> [Exercise details]:
List every line in the items below that contains the string "tick".

> [Input for this task]:

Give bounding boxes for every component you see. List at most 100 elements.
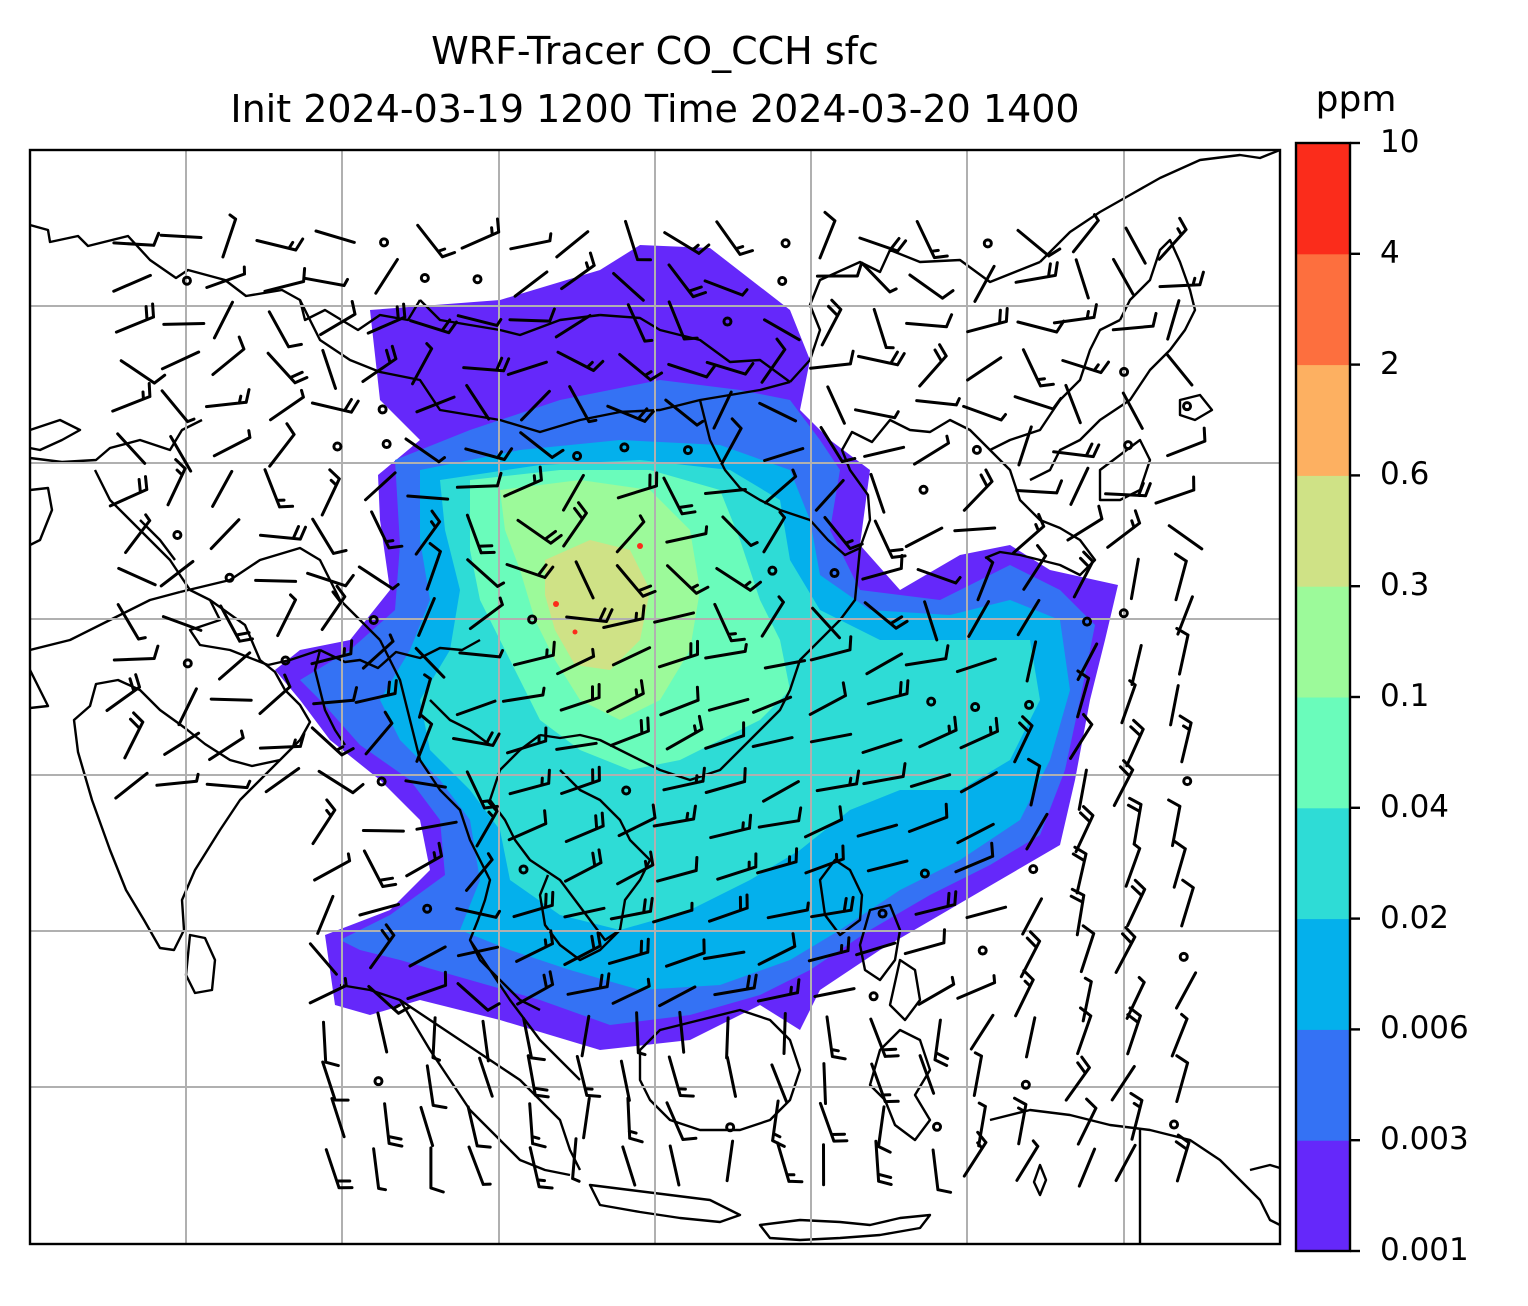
wind-barb — [458, 649, 504, 659]
wind-barb — [863, 445, 906, 458]
wind-barb — [956, 974, 997, 1000]
wind-barb — [969, 1013, 995, 1051]
calm-wind-marker — [172, 530, 183, 541]
wind-barb — [563, 931, 602, 966]
wind-barb — [1106, 509, 1142, 549]
wind-barb — [973, 264, 996, 303]
wind-barb — [507, 809, 548, 842]
wind-barb — [652, 901, 694, 924]
wind-barb — [1178, 714, 1193, 764]
wind-barb — [903, 928, 946, 956]
wind-barb — [976, 556, 995, 602]
wind-barb — [159, 560, 195, 588]
wind-barb — [918, 1054, 936, 1095]
wind-barb — [205, 265, 246, 289]
calm-wind-marker — [767, 565, 778, 576]
colorbar-tick-label: 0.02 — [1380, 899, 1450, 936]
wind-barb — [366, 302, 407, 335]
colorbar-unit-label: ppm — [1315, 79, 1397, 120]
wind-barb — [713, 602, 746, 643]
wind-barb — [1077, 768, 1088, 811]
colorbar-tick-label: 2 — [1380, 345, 1400, 382]
wind-barb — [556, 647, 596, 676]
calm-wind-marker — [932, 1121, 943, 1132]
wind-barb — [751, 736, 794, 748]
wind-barb — [405, 841, 443, 878]
wind-barb — [923, 600, 939, 642]
calm-wind-marker — [1178, 951, 1189, 962]
colorbar-segments — [1296, 143, 1350, 1252]
wind-barb — [465, 384, 491, 421]
wind-barb — [652, 804, 697, 828]
wind-barb — [116, 603, 147, 641]
wind-barb — [564, 848, 603, 883]
wind-barb — [416, 223, 457, 259]
wind-barb — [862, 762, 907, 786]
wind-barb — [904, 526, 944, 548]
wind-barb — [478, 1056, 494, 1098]
wind-barb — [414, 646, 446, 679]
calm-wind-marker — [368, 614, 379, 625]
wind-barb — [415, 714, 434, 763]
wind-barb — [506, 360, 548, 376]
wind-barb — [308, 977, 348, 1005]
wind-barb — [475, 800, 499, 848]
calm-wind-marker — [280, 655, 291, 666]
calm-wind-marker — [1182, 776, 1193, 787]
wind-barb — [1126, 1006, 1142, 1056]
wind-barb — [465, 513, 496, 555]
calm-wind-marker — [971, 444, 982, 455]
wind-barb — [808, 681, 847, 716]
wind-barb — [108, 475, 149, 508]
wind-barb — [611, 977, 651, 1005]
wind-barb — [1104, 481, 1152, 498]
wind-barb — [526, 1054, 550, 1099]
calm-wind-marker — [332, 441, 343, 452]
wind-barb — [357, 565, 400, 591]
wind-barb — [915, 397, 961, 407]
wind-barb — [966, 307, 1009, 334]
wind-barb — [664, 398, 705, 427]
wind-barb — [322, 1020, 340, 1068]
wind-barb — [809, 732, 853, 744]
calm-wind-marker — [1028, 864, 1039, 875]
wind-barb — [918, 715, 958, 749]
wind-barb — [1064, 383, 1082, 425]
calm-wind-marker — [682, 445, 693, 456]
wind-barb — [965, 905, 1008, 920]
wind-barb — [258, 673, 292, 715]
wind-barb — [658, 985, 697, 1008]
wind-barb — [615, 564, 657, 598]
wind-barb — [1129, 1091, 1144, 1141]
wind-barb — [1074, 805, 1095, 854]
colorbar-segment — [1296, 697, 1350, 809]
wind-barb — [205, 779, 252, 790]
wind-barb — [414, 509, 442, 556]
wind-barb — [556, 350, 605, 372]
wind-barb — [364, 710, 394, 756]
wind-barb — [409, 318, 458, 335]
colorbar-tick-label: 0.003 — [1380, 1121, 1469, 1158]
wind-barb — [316, 894, 335, 935]
wind-barb — [758, 401, 798, 423]
wind-barb — [372, 1147, 387, 1192]
wind-barb — [956, 822, 995, 845]
wind-barb — [715, 567, 762, 592]
wind-barb — [1112, 257, 1135, 296]
colorbar-segment — [1296, 1029, 1350, 1141]
wind-barb — [362, 849, 398, 888]
wind-barb — [1077, 1147, 1097, 1188]
wind-barb — [1079, 924, 1096, 974]
calm-wind-marker — [419, 272, 430, 283]
wind-barb — [776, 1141, 804, 1184]
wind-barb — [810, 895, 855, 919]
wind-barb — [112, 273, 152, 293]
calm-wind-marker — [829, 568, 840, 579]
wind-barb — [656, 856, 699, 883]
wind-barb — [310, 398, 360, 414]
calm-wind-marker — [780, 238, 791, 249]
wind-barb — [1066, 504, 1104, 542]
wind-barb — [105, 673, 141, 712]
wind-barb — [1170, 1012, 1189, 1058]
wind-barb — [725, 1016, 730, 1060]
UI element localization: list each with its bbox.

> [Solution to the exercise]:
colorbar-tick-label: 0.02 — [1380, 899, 1450, 936]
colorbar-tick-label: 2 — [1380, 345, 1400, 382]
colorbar-tick-label: 0.003 — [1380, 1121, 1469, 1158]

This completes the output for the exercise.